It goes on to describe the collection’s 18th century English silver including the “renowned Egremont Service, consisting of more than 100 pieces … made by Paul Storr in 1806 and 1807”; “the Craven service, also numbering more than 100 pieces made by Sebastian and James Crespell between 1766 and 1772”; “splendid silver and silver-gilt from the greatest silversmiths of the Georgian period including the famous Hassel silver by Lamerie, a superb and finely engraved work from 1736.”
Further, “The more than 70 Old Master paintings in the Philippine Collection are one of the most interesting groups of Italian paintings to come on the market in recent years.” St. Catherine was described as “the most important work in the collection,” “one of the very few Raphaels left in private hands,” and that “a preparatory drawing is in the Louvre, in the Baron Edmond de Rothschild Collection.”
Other highlights of the auction were Titian’s portrait of Giulio Romano that the Duke of Mantua sold to England’s King Charles I; Tintoretto’s The Miraculous Draught of Fishes; a view of Venice by Francesco Guardi; and allegorical figures by his brother Gianantonio, all ex-Marcos, sequestered by PCGG.

++++

● Goal
Could you rewrite the stretch of the auction passage from "Other highlights of" through "sequestered by PCGG.", putting "scene" wherever "view" appears?

● Data block

++++

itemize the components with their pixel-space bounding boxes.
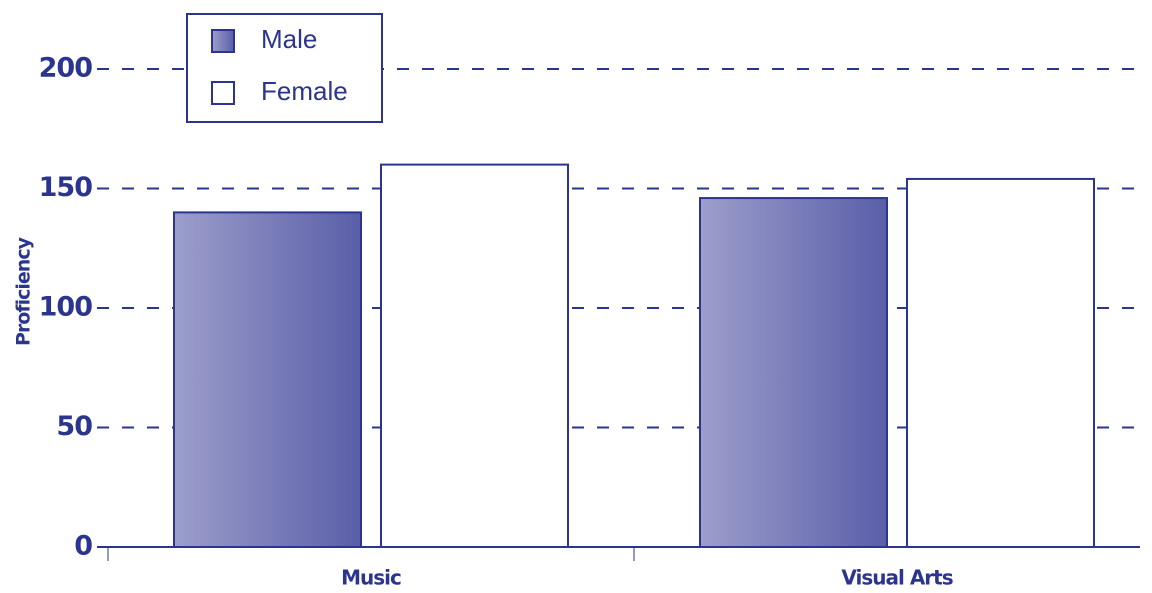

++++

● The answer
Other highlights of the auction were Titian’s portrait of Giulio Romano that the Duke of Mantua sold to England’s King Charles I; Tintoretto’s The Miraculous Draught of Fishes; a scene of Venice by Francesco Guardi; and allegorical figures by his brother Gianantonio, all ex-Marcos, sequestered by PCGG.